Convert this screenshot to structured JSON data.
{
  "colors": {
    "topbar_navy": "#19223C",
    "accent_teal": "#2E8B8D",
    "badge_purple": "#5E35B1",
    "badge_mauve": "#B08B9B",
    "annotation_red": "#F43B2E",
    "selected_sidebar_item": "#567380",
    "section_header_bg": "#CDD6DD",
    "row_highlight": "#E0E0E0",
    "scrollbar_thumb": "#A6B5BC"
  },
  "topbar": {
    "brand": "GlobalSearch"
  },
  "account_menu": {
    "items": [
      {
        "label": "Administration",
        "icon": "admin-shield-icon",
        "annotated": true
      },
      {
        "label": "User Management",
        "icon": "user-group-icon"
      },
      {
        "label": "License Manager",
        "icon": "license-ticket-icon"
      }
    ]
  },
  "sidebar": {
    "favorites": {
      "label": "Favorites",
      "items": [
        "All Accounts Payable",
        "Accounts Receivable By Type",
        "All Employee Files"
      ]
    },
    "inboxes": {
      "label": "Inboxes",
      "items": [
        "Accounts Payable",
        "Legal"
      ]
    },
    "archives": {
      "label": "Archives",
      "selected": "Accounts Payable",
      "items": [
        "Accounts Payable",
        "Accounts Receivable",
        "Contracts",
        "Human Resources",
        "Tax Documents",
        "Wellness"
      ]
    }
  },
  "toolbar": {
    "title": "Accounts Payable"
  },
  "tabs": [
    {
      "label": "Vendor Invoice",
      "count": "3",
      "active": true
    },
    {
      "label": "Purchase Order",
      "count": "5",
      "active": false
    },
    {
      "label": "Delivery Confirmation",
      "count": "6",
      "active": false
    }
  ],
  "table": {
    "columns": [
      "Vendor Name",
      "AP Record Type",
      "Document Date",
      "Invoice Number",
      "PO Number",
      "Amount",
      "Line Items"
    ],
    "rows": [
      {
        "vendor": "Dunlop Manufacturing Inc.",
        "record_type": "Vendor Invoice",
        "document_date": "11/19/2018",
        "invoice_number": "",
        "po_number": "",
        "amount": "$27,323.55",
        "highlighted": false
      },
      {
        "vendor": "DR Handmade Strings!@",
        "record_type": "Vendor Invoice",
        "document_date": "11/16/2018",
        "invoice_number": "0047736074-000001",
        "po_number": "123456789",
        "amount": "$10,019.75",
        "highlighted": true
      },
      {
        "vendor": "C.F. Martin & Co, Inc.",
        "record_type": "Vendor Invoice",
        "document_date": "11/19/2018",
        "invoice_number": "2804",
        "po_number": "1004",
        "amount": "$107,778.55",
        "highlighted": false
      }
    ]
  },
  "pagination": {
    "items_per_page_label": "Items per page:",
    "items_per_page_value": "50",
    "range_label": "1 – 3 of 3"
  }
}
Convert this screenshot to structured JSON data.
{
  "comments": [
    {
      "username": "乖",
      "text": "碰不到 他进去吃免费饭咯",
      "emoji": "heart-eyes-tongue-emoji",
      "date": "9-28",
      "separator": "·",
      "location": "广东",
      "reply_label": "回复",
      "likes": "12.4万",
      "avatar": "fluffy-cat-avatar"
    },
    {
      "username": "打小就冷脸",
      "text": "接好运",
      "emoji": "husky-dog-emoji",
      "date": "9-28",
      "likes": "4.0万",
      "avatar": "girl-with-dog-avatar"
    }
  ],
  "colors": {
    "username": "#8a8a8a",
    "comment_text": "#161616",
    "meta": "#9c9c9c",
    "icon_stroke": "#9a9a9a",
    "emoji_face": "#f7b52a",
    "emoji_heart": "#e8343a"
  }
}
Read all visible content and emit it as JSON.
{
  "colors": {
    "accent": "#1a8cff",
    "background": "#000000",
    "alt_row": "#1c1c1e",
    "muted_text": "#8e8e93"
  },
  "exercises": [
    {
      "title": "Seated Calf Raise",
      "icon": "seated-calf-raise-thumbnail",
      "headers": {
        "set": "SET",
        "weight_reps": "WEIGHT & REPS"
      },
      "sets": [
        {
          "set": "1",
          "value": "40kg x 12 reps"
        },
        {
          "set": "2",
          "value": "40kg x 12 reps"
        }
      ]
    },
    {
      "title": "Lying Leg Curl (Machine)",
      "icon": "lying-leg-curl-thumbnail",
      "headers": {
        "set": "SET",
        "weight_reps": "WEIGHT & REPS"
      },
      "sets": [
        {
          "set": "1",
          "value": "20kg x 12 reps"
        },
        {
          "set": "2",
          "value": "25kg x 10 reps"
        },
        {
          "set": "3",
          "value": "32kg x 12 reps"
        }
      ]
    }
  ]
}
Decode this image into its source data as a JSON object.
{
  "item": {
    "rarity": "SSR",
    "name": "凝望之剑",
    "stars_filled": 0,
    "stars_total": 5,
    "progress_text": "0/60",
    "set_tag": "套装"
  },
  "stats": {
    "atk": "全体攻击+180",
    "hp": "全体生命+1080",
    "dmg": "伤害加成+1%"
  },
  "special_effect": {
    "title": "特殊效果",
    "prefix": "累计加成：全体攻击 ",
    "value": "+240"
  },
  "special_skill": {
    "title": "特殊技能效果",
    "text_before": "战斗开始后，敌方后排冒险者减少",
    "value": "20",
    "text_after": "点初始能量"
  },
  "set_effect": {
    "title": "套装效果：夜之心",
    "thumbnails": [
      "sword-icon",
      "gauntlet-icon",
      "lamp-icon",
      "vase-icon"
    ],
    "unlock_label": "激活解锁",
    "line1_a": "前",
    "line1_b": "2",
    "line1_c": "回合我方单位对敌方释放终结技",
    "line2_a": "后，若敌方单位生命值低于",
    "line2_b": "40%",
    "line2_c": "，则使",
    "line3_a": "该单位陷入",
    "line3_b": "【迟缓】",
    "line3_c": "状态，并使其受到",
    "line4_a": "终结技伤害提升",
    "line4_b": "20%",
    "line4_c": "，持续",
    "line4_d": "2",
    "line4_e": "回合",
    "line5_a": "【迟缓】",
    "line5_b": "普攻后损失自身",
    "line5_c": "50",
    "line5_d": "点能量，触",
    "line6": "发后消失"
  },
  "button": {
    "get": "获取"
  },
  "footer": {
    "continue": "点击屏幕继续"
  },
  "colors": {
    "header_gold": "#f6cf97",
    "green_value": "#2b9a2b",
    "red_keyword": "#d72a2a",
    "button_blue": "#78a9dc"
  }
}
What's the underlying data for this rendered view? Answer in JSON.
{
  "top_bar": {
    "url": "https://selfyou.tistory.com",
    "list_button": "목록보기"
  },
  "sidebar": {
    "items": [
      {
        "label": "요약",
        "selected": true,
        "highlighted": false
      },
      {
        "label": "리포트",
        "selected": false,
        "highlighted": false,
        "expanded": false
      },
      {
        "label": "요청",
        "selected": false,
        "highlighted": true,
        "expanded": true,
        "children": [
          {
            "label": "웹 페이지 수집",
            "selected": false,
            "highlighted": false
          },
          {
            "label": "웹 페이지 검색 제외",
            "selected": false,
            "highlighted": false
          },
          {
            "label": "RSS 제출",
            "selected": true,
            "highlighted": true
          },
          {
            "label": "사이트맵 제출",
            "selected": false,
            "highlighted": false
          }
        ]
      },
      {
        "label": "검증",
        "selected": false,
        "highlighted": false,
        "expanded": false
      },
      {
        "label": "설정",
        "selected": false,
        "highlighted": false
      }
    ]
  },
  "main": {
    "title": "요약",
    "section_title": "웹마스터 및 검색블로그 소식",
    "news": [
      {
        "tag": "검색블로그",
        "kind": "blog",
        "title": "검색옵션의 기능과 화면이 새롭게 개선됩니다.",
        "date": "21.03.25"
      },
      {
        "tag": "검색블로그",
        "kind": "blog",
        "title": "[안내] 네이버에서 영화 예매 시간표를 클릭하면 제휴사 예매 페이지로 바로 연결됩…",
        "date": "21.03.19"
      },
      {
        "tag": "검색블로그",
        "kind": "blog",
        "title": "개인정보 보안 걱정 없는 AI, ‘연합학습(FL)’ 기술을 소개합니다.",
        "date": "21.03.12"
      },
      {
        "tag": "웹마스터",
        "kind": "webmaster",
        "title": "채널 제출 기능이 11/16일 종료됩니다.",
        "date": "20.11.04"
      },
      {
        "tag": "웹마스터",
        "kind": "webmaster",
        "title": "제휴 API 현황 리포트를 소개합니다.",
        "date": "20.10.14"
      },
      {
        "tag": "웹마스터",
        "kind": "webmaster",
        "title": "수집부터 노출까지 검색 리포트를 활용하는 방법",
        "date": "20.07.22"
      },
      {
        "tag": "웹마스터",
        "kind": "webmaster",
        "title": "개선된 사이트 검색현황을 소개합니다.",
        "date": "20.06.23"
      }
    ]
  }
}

Required task
Report how many lines in the entries hold the string "avatar". Nothing but the number is wanted.

Exercise response
2